> Material to process:

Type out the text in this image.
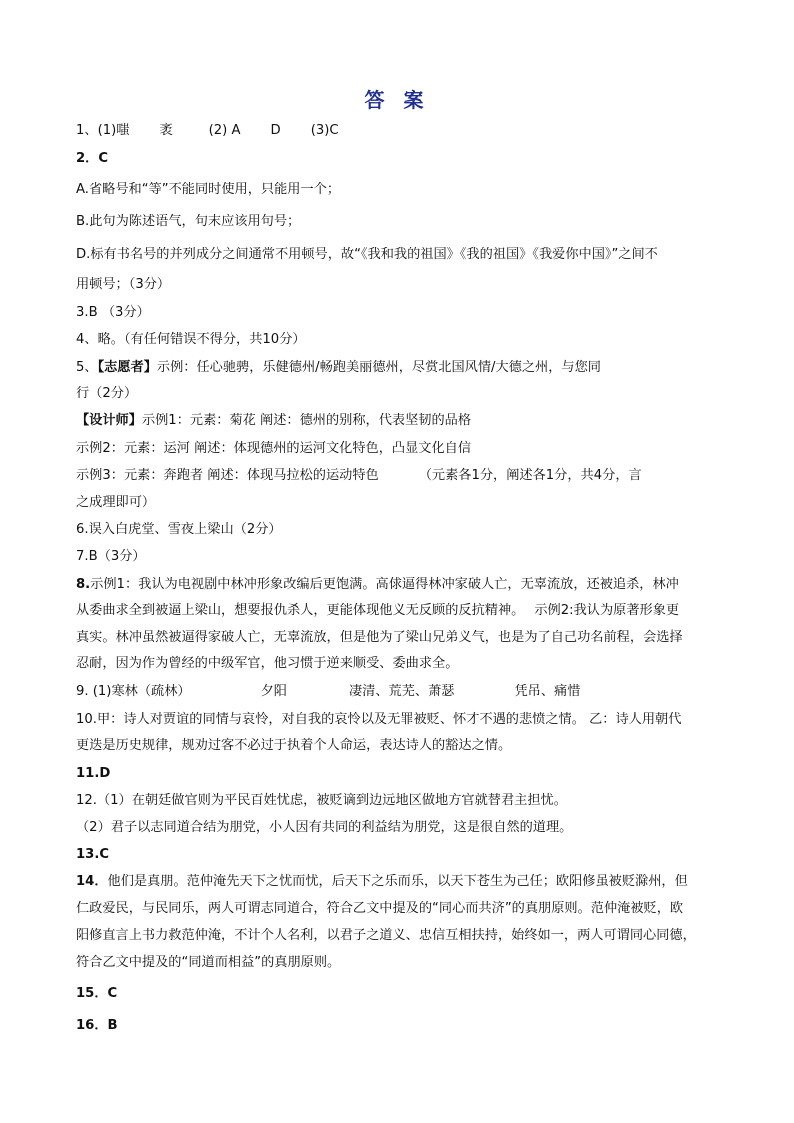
答 案
1、(1)嗤 袤	(2) A D (3)C
2．C
A.省略号和“等”不能同时使用，只能用一个；
B.此句为陈述语气，句末应该用句号；
D.标有书名号的并列成分之间通常不用顿号，故“《我和我的祖国》《我的祖国》《我爱你中国》”之间不
用顿号；（3分）
3.B （3分）
4、略。（有任何错误不得分，共10分）
5、【志愿者】示例：任心驰骋，乐健德州/畅跑美丽德州，尽赏北国风情/大德之州，与您同
行（2分）
【设计师】示例1：元素：菊花 阐述：德州的别称，代表坚韧的品格
示例2：元素：运河 阐述：体现德州的运河文化特色，凸显文化自信
示例3：元素：奔跑者 阐述：体现马拉松的运动特色	（元素各1分，阐述各1分，共4分，言
之成理即可）
6.误入白虎堂、雪夜上梁山（2分）
7.B（3分）
8.示例1：我认为电视剧中林冲形象改编后更饱满。高俅逼得林冲家破人亡，无辜流放，还被追杀，林冲
从委曲求全到被逼上梁山，想要报仇杀人，更能体现他义无反顾的反抗精神。 示例2:我认为原著形象更
真实。林冲虽然被逼得家破人亡，无辜流放，但是他为了梁山兄弟义气，也是为了自己功名前程，会选择
忍耐，因为作为曾经的中级军官，他习惯于逆来顺受、委曲求全。
9. (1)寒林（疏林）	夕阳	凄清、荒芜、萧瑟	凭吊、痛惜
10.甲：诗人对贾谊的同情与哀怜，对自我的哀怜以及无罪被贬、怀才不遇的悲愤之情。 乙：诗人用朝代
更迭是历史规律，规劝过客不必过于执着个人命运，表达诗人的豁达之情。
11.D
12.（1）在朝廷做官则为平民百姓忧虑，被贬谪到边远地区做地方官就替君主担忧。
（2）君子以志同道合结为朋党，小人因有共同的利益结为朋党，这是很自然的道理。
13.C
14．他们是真朋。范仲淹先天下之忧而忧，后天下之乐而乐，以天下苍生为己任；欧阳修虽被贬滁州，但
仁政爱民，与民同乐，两人可谓志同道合，符合乙文中提及的“同心而共济”的真朋原则。范仲淹被贬，欧
阳修直言上书力救范仲淹，不计个人名利，以君子之道义、忠信互相扶持，始终如一，两人可谓同心同德，
符合乙文中提及的“同道而相益”的真朋原则。
15．C
16．B
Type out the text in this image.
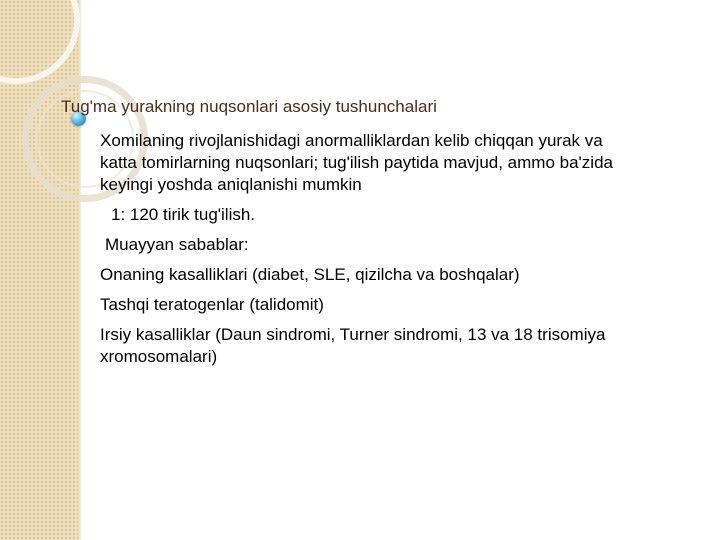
Tug'ma yurakning nuqsonlari asosiy tushunchalari

Xomilaning rivojlanishidagi anormalliklardan kelib chiqqan yurak va katta tomirlarning nuqsonlari; tug'ilish paytida mavjud, ammo ba'zida keyingi yoshda aniqlanishi mumkin

1: 120 tirik tug'ilish.

Muayyan sabablar:

Onaning kasalliklari (diabet, SLE, qizilcha va boshqalar)

Tashqi teratogenlar (talidomit)

Irsiy kasalliklar (Daun sindromi, Turner sindromi, 13 va 18 trisomiya xromosomalari)
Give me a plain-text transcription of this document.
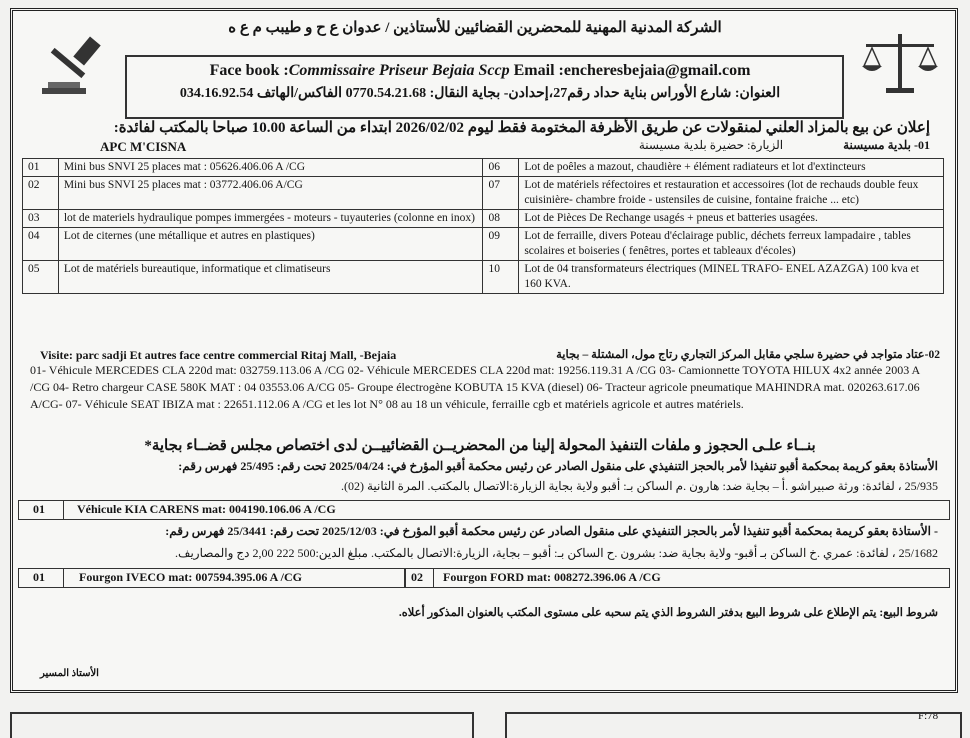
الشركة المدنية المهنية للمحضرين القضائيين للأستاذين / عدوان ع ح و طيبب م ع ه
Face book :Commissaire Priseur Bejaia Sccp Email :encheresbejaia@gmail.com
العنوان: شارع الأوراس بناية حداد رقم27،إحدادن- بجاية النقال: 0770.54.21.68 الفاكس/الهاتف 034.16.92.54
إعلان عن بيع بالمزاد العلني لمنقولات عن طريق الأظرفة المختومة فقط ليوم 2026/02/02 ابتداء من الساعة 10.00 صباحا بالمكتب لفائدة:
01- بلدية مسيسنة                    الزيارة: حضيرة بلدية مسيسنة
APC M'CISNA
01	Mini bus SNVI 25 places mat : 05626.406.06 A /CG	06	Lot de poêles a mazout, chaudière + élément radiateurs et lot d'extincteurs
02	Mini bus SNVI 25 places mat : 03772.406.06 A/CG	07	Lot de matériels réfectoires et restauration et accessoires (lot de rechauds double feux cuisinière- chambre froide - ustensiles de cuisine, fontaine fraiche ... etc)
03	lot de materiels hydraulique pompes immergées - moteurs - tuyauteries (colonne en inox)	08	Lot de Pièces De Rechange usagés + pneus et batteries usagées.
04	Lot de citernes (une métallique et autres en plastiques)	09	Lot de ferraille, divers Poteau d'éclairage public, déchets ferreux lampadaire , tables scolaires et boiseries ( fenêtres, portes et tableaux d'écoles)
05	Lot de matériels bureautique, informatique et climatiseurs	10	Lot de 04 transformateurs électriques (MINEL TRAFO- ENEL AZAZGA) 100 kva et 160 KVA.
Visite: parc sadji Et autres face centre commercial Ritaj Mall, -Bejaia	02-عتاد متواجد في حضيرة سلجي مقابل المركز التجاري رتاج مول، المشتلة – بجاية
01- Véhicule MERCEDES CLA 220d mat: 032759.113.06 A /CG 02- Véhicule MERCEDES CLA 220d mat: 19256.119.31 A /CG 03- Camionnette TOYOTA HILUX 4x2 année 2003 A /CG 04- Retro chargeur CASE 580K MAT : 04 03553.06 A/CG 05- Groupe électrogène KOBUTA 15 KVA (diesel) 06- Tracteur agricole pneumatique MAHINDRA mat. 020263.617.06 A/CG- 07- Véhicule SEAT IBIZA mat : 22651.112.06 A /CG et les lot N° 08 au 18 un véhicule, ferraille cgb et matériels agricole et autres matériels.
بنــاء علـى الحجوز و ملفات التنفيذ المحولة إلينا من المحضريــن القضائييــن لدى اختصاص مجلس قضــاء بجاية*
الأستاذة بعقو كريمة بمحكمة أقبو تنفيذا لأمر بالحجز التنفيذي على منقول الصادر عن رئيس محكمة أقبو المؤرخ في: 2025/04/24 تحت رقم: 25/495 فهرس رقم:
25/935 ، لفائدة: ورثة صبيراشو .أ – بجاية ضد: هارون .م الساكن بـ: أقبو ولاية بجاية الزيارة:الاتصال بالمكتب. المرة الثانية (02).
01	Véhicule KIA CARENS mat: 004190.106.06 A /CG
- الأستاذة بعقو كريمة بمحكمة أقبو تنفيذا لأمر بالحجز التنفيذي على منقول الصادر عن رئيس محكمة أقبو المؤرخ في: 2025/12/03 تحت رقم: 25/3441 فهرس رقم:
25/1682 ، لفائدة: عمري .خ الساكن بـ أقبو- ولاية بجاية ضد: بشرون .ح الساكن بـ: أقبو – بجاية، الزيارة:الاتصال بالمكتب. مبلغ الدين:500 222 2,00 دج والمصاريف.
01	Fourgon IVECO mat: 007594.395.06 A /CG	02 Fourgon FORD mat: 008272.396.06 A /CG
شروط البيع: يتم الإطلاع على شروط البيع بدفتر الشروط الذي يتم سحبه على مستوى المكتب بالعنوان المذكور أعلاه.
الأستاذ المسير
F:78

> Your instructions:
Every line of the data should be copied as it stands, without the images.

> Solution to the exercise:
Type out the text in this image.
答 案
1、(1)嗤 袤	(2) A D (3)C
2．C
A.省略号和“等”不能同时使用，只能用一个；
B.此句为陈述语气，句末应该用句号；
D.标有书名号的并列成分之间通常不用顿号，故“《我和我的祖国》《我的祖国》《我爱你中国》”之间不
用顿号；（3分）
3.B （3分）
4、略。（有任何错误不得分，共10分）
5、【志愿者】示例：任心驰骋，乐健德州/畅跑美丽德州，尽赏北国风情/大德之州，与您同
行（2分）
【设计师】示例1：元素：菊花 阐述：德州的别称，代表坚韧的品格
示例2：元素：运河 阐述：体现德州的运河文化特色，凸显文化自信
示例3：元素：奔跑者 阐述：体现马拉松的运动特色	（元素各1分，阐述各1分，共4分，言
之成理即可）
6.误入白虎堂、雪夜上梁山（2分）
7.B（3分）
8.示例1：我认为电视剧中林冲形象改编后更饱满。高俅逼得林冲家破人亡，无辜流放，还被追杀，林冲
从委曲求全到被逼上梁山，想要报仇杀人，更能体现他义无反顾的反抗精神。 示例2:我认为原著形象更
真实。林冲虽然被逼得家破人亡，无辜流放，但是他为了梁山兄弟义气，也是为了自己功名前程，会选择
忍耐，因为作为曾经的中级军官，他习惯于逆来顺受、委曲求全。
9. (1)寒林（疏林）	夕阳	凄清、荒芜、萧瑟	凭吊、痛惜
10.甲：诗人对贾谊的同情与哀怜，对自我的哀怜以及无罪被贬、怀才不遇的悲愤之情。 乙：诗人用朝代
更迭是历史规律，规劝过客不必过于执着个人命运，表达诗人的豁达之情。
11.D
12.（1）在朝廷做官则为平民百姓忧虑，被贬谪到边远地区做地方官就替君主担忧。
（2）君子以志同道合结为朋党，小人因有共同的利益结为朋党，这是很自然的道理。
13.C
14．他们是真朋。范仲淹先天下之忧而忧，后天下之乐而乐，以天下苍生为己任；欧阳修虽被贬滁州，但
仁政爱民，与民同乐，两人可谓志同道合，符合乙文中提及的“同心而共济”的真朋原则。范仲淹被贬，欧
阳修直言上书力救范仲淹，不计个人名利，以君子之道义、忠信互相扶持，始终如一，两人可谓同心同德，
符合乙文中提及的“同道而相益”的真朋原则。
15．C
16．B
Type out the text in this image.
Tug'ma yurakning nuqsonlari asosiy tushunchalari

Xomilaning rivojlanishidagi anormalliklardan kelib chiqqan yurak va katta tomirlarning nuqsonlari; tug'ilish paytida mavjud, ammo ba'zida keyingi yoshda aniqlanishi mumkin

1: 120 tirik tug'ilish.

Muayyan sabablar:

Onaning kasalliklari (diabet, SLE, qizilcha va boshqalar)

Tashqi teratogenlar (talidomit)

Irsiy kasalliklar (Daun sindromi, Turner sindromi, 13 va 18 trisomiya xromosomalari)
Give me a plain-text transcription of this document.
الشركة المدنية المهنية للمحضرين القضائيين للأستاذين / عدوان ع ح و طيبب م ع ه
Face book :Commissaire Priseur Bejaia Sccp Email :encheresbejaia@gmail.com
العنوان: شارع الأوراس بناية حداد رقم27،إحدادن- بجاية النقال: 0770.54.21.68 الفاكس/الهاتف 034.16.92.54
إعلان عن بيع بالمزاد العلني لمنقولات عن طريق الأظرفة المختومة فقط ليوم 2026/02/02 ابتداء من الساعة 10.00 صباحا بالمكتب لفائدة:
01- بلدية مسيسنة                    الزيارة: حضيرة بلدية مسيسنة
APC M'CISNA
01	Mini bus SNVI 25 places mat : 05626.406.06 A /CG	06	Lot de poêles a mazout, chaudière + élément radiateurs et lot d'extincteurs
02	Mini bus SNVI 25 places mat : 03772.406.06 A/CG	07	Lot de matériels réfectoires et restauration et accessoires (lot de rechauds double feux cuisinière- chambre froide - ustensiles de cuisine, fontaine fraiche ... etc)
03	lot de materiels hydraulique pompes immergées - moteurs - tuyauteries (colonne en inox)	08	Lot de Pièces De Rechange usagés + pneus et batteries usagées.
04	Lot de citernes (une métallique et autres en plastiques)	09	Lot de ferraille, divers Poteau d'éclairage public, déchets ferreux lampadaire , tables scolaires et boiseries ( fenêtres, portes et tableaux d'écoles)
05	Lot de matériels bureautique, informatique et climatiseurs	10	Lot de 04 transformateurs électriques (MINEL TRAFO- ENEL AZAZGA) 100 kva et 160 KVA.
Visite: parc sadji Et autres face centre commercial Ritaj Mall, -Bejaia	02-عتاد متواجد في حضيرة سلجي مقابل المركز التجاري رتاج مول، المشتلة – بجاية
01- Véhicule MERCEDES CLA 220d mat: 032759.113.06 A /CG 02- Véhicule MERCEDES CLA 220d mat: 19256.119.31 A /CG 03- Camionnette TOYOTA HILUX 4x2 année 2003 A /CG 04- Retro chargeur CASE 580K MAT : 04 03553.06 A/CG 05- Groupe électrogène KOBUTA 15 KVA (diesel) 06- Tracteur agricole pneumatique MAHINDRA mat. 020263.617.06 A/CG- 07- Véhicule SEAT IBIZA mat : 22651.112.06 A /CG et les lot N° 08 au 18 un véhicule, ferraille cgb et matériels agricole et autres matériels.
بنــاء علـى الحجوز و ملفات التنفيذ المحولة إلينا من المحضريــن القضائييــن لدى اختصاص مجلس قضــاء بجاية*
الأستاذة بعقو كريمة بمحكمة أقبو تنفيذا لأمر بالحجز التنفيذي على منقول الصادر عن رئيس محكمة أقبو المؤرخ في: 2025/04/24 تحت رقم: 25/495 فهرس رقم:
25/935 ، لفائدة: ورثة صبيراشو .أ – بجاية ضد: هارون .م الساكن بـ: أقبو ولاية بجاية الزيارة:الاتصال بالمكتب. المرة الثانية (02).
01	Véhicule KIA CARENS mat: 004190.106.06 A /CG
- الأستاذة بعقو كريمة بمحكمة أقبو تنفيذا لأمر بالحجز التنفيذي على منقول الصادر عن رئيس محكمة أقبو المؤرخ في: 2025/12/03 تحت رقم: 25/3441 فهرس رقم:
25/1682 ، لفائدة: عمري .خ الساكن بـ أقبو- ولاية بجاية ضد: بشرون .ح الساكن بـ: أقبو – بجاية، الزيارة:الاتصال بالمكتب. مبلغ الدين:500 222 2,00 دج والمصاريف.
01	Fourgon IVECO mat: 007594.395.06 A /CG	02 Fourgon FORD mat: 008272.396.06 A /CG
شروط البيع: يتم الإطلاع على شروط البيع بدفتر الشروط الذي يتم سحبه على مستوى المكتب بالعنوان المذكور أعلاه.
الأستاذ المسير
F:78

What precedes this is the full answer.